(EXTRACTED MATERIAL)
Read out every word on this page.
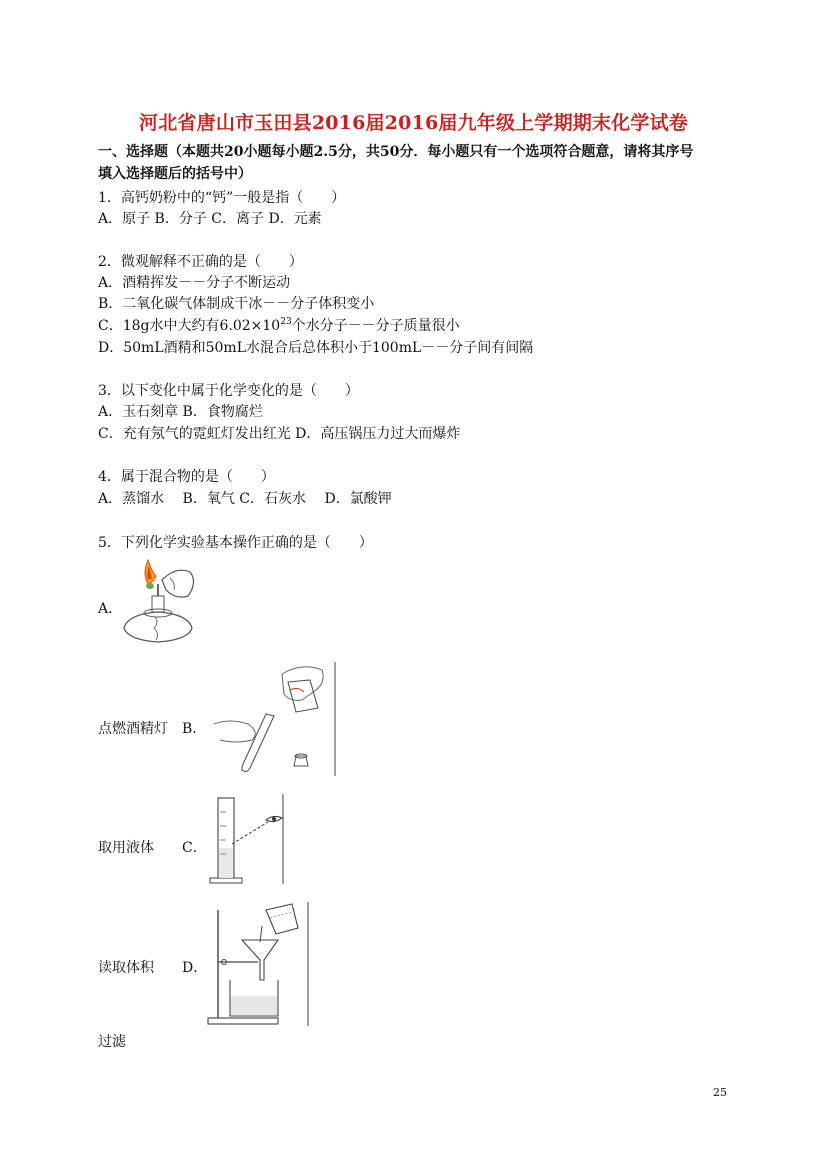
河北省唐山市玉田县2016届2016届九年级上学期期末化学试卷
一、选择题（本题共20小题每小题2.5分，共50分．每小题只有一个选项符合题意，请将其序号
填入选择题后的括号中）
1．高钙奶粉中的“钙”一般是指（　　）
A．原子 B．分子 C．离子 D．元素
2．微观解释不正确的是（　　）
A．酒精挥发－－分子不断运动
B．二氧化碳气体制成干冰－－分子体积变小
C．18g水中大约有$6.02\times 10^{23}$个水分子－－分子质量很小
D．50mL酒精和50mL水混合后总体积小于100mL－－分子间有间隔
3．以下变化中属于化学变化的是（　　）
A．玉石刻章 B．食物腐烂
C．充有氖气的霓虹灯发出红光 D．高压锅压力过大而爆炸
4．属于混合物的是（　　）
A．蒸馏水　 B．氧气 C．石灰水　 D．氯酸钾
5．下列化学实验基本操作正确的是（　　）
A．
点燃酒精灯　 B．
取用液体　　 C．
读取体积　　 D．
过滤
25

(WHAT TO DO)
Write the records above out again exactly, with no pictures in your copy.

(REPLY)
Read out every word on this page.
河北省唐山市玉田县2016届2016届九年级上学期期末化学试卷
一、选择题（本题共20小题每小题2.5分，共50分．每小题只有一个选项符合题意，请将其序号
填入选择题后的括号中）
1．高钙奶粉中的“钙”一般是指（　　）
A．原子 B．分子 C．离子 D．元素
2．微观解释不正确的是（　　）
A．酒精挥发－－分子不断运动
B．二氧化碳气体制成干冰－－分子体积变小
C．18g水中大约有$6.02\times 10^{23}$个水分子－－分子质量很小
D．50mL酒精和50mL水混合后总体积小于100mL－－分子间有间隔
3．以下变化中属于化学变化的是（　　）
A．玉石刻章 B．食物腐烂
C．充有氖气的霓虹灯发出红光 D．高压锅压力过大而爆炸
4．属于混合物的是（　　）
A．蒸馏水　 B．氧气 C．石灰水　 D．氯酸钾
5．下列化学实验基本操作正确的是（　　）
A．
点燃酒精灯　 B．
取用液体　　 C．
读取体积　　 D．
过滤
25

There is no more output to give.